→ What to work on
Skip any picture you find and retype all the remaining lines exactly.

** START Provided data **

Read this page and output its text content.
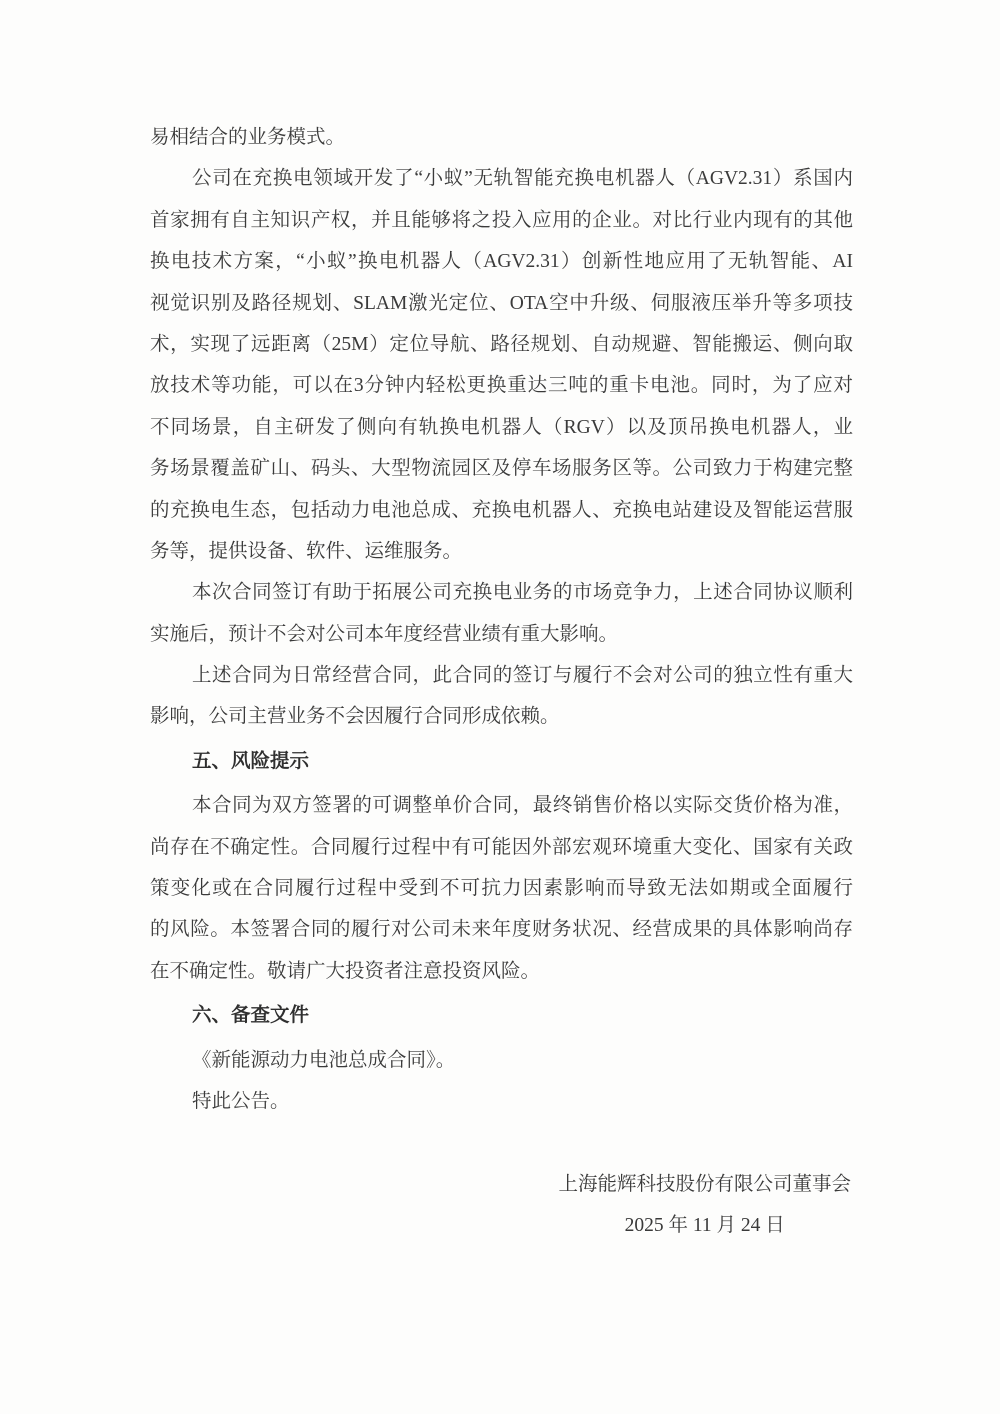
易相结合的业务模式。
公司在充换电领域开发了“小蚁”无轨智能充换电机器人（AGV2.31）系国内
首家拥有自主知识产权，并且能够将之投入应用的企业。对比行业内现有的其他
换电技术方案，“小蚁”换电机器人（AGV2.31）创新性地应用了无轨智能、AI
视觉识别及路径规划、SLAM激光定位、OTA空中升级、伺服液压举升等多项技
术，实现了远距离（25M）定位导航、路径规划、自动规避、智能搬运、侧向取
放技术等功能，可以在3分钟内轻松更换重达三吨的重卡电池。同时，为了应对
不同场景，自主研发了侧向有轨换电机器人（RGV）以及顶吊换电机器人，业
务场景覆盖矿山、码头、大型物流园区及停车场服务区等。公司致力于构建完整
的充换电生态，包括动力电池总成、充换电机器人、充换电站建设及智能运营服
务等，提供设备、软件、运维服务。
本次合同签订有助于拓展公司充换电业务的市场竞争力，上述合同协议顺利
实施后，预计不会对公司本年度经营业绩有重大影响。
上述合同为日常经营合同，此合同的签订与履行不会对公司的独立性有重大
影响，公司主营业务不会因履行合同形成依赖。
五、风险提示
本合同为双方签署的可调整单价合同，最终销售价格以实际交货价格为准，
尚存在不确定性。合同履行过程中有可能因外部宏观环境重大变化、国家有关政
策变化或在合同履行过程中受到不可抗力因素影响而导致无法如期或全面履行
的风险。本签署合同的履行对公司未来年度财务状况、经营成果的具体影响尚存
在不确定性。敬请广大投资者注意投资风险。
六、备查文件
《新能源动力电池总成合同》。
特此公告。
上海能辉科技股份有限公司董事会
2025 年 11 月 24 日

** END Provided data **

→ Full output
Read this page and output its text content.
易相结合的业务模式。
公司在充换电领域开发了“小蚁”无轨智能充换电机器人（AGV2.31）系国内
首家拥有自主知识产权，并且能够将之投入应用的企业。对比行业内现有的其他
换电技术方案，“小蚁”换电机器人（AGV2.31）创新性地应用了无轨智能、AI
视觉识别及路径规划、SLAM激光定位、OTA空中升级、伺服液压举升等多项技
术，实现了远距离（25M）定位导航、路径规划、自动规避、智能搬运、侧向取
放技术等功能，可以在3分钟内轻松更换重达三吨的重卡电池。同时，为了应对
不同场景，自主研发了侧向有轨换电机器人（RGV）以及顶吊换电机器人，业
务场景覆盖矿山、码头、大型物流园区及停车场服务区等。公司致力于构建完整
的充换电生态，包括动力电池总成、充换电机器人、充换电站建设及智能运营服
务等，提供设备、软件、运维服务。
本次合同签订有助于拓展公司充换电业务的市场竞争力，上述合同协议顺利
实施后，预计不会对公司本年度经营业绩有重大影响。
上述合同为日常经营合同，此合同的签订与履行不会对公司的独立性有重大
影响，公司主营业务不会因履行合同形成依赖。
五、风险提示
本合同为双方签署的可调整单价合同，最终销售价格以实际交货价格为准，
尚存在不确定性。合同履行过程中有可能因外部宏观环境重大变化、国家有关政
策变化或在合同履行过程中受到不可抗力因素影响而导致无法如期或全面履行
的风险。本签署合同的履行对公司未来年度财务状况、经营成果的具体影响尚存
在不确定性。敬请广大投资者注意投资风险。
六、备查文件
《新能源动力电池总成合同》。
特此公告。
上海能辉科技股份有限公司董事会
2025 年 11 月 24 日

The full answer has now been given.